:: Task prompt ::
Copy out every line in the entries below that includes "mechanisms".
┌─ Source material
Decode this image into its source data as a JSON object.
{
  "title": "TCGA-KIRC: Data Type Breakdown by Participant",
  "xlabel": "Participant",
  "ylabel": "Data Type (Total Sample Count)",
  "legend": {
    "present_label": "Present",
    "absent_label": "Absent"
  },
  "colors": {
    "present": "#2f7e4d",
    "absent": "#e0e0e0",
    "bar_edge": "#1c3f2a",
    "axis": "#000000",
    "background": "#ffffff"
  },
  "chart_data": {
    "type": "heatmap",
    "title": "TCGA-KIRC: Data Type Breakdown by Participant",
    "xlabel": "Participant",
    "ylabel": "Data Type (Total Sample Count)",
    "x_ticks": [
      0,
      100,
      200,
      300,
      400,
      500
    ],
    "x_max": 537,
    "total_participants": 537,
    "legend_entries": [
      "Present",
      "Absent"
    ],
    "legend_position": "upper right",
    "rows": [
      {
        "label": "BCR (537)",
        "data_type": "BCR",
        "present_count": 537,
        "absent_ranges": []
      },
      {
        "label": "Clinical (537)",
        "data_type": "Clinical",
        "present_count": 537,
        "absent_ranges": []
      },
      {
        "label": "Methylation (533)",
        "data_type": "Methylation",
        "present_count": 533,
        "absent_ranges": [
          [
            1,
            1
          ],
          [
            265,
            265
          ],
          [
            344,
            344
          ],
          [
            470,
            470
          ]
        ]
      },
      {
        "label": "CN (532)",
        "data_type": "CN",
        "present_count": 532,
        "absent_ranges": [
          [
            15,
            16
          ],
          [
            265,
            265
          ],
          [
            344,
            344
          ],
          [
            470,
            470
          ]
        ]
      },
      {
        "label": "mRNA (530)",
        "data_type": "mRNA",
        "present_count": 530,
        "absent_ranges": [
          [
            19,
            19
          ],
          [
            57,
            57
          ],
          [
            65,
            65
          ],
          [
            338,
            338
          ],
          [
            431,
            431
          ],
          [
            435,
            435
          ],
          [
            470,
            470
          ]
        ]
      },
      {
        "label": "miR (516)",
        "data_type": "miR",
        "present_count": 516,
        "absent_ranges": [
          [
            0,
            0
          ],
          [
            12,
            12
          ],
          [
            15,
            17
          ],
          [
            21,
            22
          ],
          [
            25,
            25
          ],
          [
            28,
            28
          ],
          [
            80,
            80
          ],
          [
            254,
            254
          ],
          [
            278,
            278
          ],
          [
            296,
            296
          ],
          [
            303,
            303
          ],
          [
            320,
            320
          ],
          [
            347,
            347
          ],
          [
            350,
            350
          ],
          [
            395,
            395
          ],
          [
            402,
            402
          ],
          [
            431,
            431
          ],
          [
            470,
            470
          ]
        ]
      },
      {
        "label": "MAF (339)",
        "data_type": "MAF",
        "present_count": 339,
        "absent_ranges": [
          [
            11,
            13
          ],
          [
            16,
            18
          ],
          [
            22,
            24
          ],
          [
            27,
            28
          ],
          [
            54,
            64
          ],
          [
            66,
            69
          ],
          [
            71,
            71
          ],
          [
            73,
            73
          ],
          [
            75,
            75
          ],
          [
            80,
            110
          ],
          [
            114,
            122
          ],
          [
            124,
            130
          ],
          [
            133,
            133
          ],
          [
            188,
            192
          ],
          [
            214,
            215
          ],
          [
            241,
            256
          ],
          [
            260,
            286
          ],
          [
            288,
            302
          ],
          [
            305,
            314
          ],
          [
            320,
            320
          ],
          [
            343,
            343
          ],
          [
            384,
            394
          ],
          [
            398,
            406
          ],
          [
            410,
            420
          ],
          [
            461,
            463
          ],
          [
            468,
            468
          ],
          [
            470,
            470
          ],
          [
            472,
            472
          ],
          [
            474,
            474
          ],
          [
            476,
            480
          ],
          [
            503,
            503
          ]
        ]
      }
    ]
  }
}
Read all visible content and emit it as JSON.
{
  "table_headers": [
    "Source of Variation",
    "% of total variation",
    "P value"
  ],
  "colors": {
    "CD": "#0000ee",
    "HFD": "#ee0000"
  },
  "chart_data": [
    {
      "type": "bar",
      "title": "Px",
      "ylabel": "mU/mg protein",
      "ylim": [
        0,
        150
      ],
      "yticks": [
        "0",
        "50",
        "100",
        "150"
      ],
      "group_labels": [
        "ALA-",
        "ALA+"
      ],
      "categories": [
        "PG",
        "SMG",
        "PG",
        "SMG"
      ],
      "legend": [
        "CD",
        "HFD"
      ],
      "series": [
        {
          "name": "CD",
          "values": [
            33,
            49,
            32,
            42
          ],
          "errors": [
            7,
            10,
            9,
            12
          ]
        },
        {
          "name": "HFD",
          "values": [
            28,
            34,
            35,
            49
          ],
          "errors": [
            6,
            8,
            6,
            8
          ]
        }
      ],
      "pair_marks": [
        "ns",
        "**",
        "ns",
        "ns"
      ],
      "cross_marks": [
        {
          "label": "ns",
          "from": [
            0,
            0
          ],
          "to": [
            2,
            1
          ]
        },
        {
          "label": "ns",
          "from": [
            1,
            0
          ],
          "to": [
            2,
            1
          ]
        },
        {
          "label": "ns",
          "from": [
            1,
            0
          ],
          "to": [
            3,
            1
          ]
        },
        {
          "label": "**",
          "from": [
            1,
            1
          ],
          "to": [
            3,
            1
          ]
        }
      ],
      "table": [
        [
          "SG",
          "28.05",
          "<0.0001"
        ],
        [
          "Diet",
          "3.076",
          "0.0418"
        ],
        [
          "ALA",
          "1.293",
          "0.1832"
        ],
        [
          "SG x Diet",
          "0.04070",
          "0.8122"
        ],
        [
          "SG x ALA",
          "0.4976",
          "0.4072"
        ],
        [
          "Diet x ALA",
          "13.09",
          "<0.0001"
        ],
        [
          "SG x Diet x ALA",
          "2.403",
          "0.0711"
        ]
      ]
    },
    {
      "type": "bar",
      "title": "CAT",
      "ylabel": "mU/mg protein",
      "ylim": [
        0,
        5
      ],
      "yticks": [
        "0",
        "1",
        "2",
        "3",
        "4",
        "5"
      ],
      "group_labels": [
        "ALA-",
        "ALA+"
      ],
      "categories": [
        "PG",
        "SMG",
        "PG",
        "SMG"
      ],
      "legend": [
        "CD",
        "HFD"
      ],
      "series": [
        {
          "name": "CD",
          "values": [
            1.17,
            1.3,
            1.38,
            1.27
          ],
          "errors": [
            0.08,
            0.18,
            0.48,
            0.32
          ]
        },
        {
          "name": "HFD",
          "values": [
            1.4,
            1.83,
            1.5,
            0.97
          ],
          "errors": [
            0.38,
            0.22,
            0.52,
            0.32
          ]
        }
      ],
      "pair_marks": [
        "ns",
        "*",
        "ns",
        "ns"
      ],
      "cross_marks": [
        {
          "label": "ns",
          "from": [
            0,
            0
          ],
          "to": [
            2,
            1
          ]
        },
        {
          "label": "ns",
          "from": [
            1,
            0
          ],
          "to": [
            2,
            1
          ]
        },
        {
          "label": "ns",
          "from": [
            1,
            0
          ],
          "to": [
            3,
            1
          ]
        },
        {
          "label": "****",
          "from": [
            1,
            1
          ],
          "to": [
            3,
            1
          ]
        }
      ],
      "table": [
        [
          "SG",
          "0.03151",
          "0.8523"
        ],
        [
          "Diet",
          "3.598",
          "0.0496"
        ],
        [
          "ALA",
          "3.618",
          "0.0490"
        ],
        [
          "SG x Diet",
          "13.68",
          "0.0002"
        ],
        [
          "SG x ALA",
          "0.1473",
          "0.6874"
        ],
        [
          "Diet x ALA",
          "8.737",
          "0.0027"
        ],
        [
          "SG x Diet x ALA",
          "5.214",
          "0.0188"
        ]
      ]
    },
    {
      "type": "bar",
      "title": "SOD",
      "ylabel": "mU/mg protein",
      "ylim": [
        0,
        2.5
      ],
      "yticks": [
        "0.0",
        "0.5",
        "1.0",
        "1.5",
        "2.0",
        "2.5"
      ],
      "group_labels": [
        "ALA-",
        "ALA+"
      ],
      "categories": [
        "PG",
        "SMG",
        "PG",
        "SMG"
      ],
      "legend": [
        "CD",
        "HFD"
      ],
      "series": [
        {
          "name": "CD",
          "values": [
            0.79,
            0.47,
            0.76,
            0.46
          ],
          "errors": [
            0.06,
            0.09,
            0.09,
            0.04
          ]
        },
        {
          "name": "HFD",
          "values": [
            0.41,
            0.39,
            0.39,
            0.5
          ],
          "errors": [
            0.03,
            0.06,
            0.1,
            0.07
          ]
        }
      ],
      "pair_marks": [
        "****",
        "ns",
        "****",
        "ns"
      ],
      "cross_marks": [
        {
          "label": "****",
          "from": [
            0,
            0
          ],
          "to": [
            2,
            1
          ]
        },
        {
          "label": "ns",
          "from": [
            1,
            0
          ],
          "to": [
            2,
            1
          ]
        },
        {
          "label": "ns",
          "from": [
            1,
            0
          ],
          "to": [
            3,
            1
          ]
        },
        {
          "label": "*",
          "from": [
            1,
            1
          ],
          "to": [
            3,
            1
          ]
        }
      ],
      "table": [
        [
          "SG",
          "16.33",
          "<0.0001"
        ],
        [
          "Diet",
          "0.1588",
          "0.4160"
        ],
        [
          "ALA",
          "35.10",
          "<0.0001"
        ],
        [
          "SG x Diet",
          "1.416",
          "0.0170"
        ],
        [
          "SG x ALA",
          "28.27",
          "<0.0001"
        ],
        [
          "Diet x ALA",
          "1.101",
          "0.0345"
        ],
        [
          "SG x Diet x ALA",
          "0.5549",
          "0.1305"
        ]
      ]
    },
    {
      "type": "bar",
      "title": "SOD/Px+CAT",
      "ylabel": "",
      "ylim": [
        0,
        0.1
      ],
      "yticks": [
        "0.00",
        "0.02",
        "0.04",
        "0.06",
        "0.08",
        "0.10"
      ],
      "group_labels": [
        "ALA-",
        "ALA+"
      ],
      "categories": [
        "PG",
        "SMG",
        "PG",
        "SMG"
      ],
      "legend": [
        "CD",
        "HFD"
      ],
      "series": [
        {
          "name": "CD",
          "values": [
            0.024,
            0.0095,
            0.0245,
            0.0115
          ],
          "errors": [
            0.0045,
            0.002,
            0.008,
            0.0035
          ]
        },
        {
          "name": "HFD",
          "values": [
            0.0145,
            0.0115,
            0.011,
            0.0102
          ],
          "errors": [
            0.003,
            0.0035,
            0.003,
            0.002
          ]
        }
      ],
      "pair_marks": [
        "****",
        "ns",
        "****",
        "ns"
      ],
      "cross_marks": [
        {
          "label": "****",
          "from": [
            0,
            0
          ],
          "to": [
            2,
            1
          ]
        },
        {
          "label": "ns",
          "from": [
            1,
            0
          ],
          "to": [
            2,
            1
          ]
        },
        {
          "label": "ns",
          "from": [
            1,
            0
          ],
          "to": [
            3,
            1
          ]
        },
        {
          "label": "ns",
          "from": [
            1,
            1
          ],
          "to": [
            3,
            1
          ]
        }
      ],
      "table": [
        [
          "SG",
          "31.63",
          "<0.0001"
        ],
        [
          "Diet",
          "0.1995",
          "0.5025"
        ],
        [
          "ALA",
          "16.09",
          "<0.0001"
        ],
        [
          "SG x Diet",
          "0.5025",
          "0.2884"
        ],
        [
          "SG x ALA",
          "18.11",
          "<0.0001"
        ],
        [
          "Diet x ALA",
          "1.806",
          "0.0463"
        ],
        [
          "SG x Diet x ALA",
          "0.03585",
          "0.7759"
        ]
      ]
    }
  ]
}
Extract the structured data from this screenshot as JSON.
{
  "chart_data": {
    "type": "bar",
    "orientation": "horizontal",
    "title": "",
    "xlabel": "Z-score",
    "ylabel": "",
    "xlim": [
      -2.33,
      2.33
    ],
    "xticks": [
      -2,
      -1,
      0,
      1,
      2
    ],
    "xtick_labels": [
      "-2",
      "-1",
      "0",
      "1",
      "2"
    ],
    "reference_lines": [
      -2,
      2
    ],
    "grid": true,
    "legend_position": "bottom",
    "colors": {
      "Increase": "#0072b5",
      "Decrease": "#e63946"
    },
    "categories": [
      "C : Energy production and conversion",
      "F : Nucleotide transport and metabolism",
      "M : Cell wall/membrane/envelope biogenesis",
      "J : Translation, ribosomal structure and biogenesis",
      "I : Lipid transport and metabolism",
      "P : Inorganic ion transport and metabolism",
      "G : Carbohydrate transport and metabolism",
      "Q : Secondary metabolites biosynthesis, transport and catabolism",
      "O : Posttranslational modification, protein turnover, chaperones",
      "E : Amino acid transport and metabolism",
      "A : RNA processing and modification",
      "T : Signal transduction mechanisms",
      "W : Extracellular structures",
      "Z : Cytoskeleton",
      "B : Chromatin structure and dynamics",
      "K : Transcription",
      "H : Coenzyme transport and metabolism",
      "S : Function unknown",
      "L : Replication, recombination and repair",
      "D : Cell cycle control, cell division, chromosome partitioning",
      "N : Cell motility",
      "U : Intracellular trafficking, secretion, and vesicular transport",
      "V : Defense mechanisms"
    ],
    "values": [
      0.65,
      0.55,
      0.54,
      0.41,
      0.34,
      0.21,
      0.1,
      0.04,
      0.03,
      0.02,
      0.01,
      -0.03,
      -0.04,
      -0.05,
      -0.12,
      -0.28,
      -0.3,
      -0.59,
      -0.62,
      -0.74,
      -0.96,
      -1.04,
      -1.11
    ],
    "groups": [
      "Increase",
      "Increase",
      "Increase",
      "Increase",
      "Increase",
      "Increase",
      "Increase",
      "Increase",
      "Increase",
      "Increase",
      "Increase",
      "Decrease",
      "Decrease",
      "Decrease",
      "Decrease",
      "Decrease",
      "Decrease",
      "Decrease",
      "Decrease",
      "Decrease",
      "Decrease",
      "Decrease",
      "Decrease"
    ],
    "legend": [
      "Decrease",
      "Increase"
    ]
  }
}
└─
:: Written response ::
      "T : Signal transduction mechanisms",
      "V : Defense mechanisms"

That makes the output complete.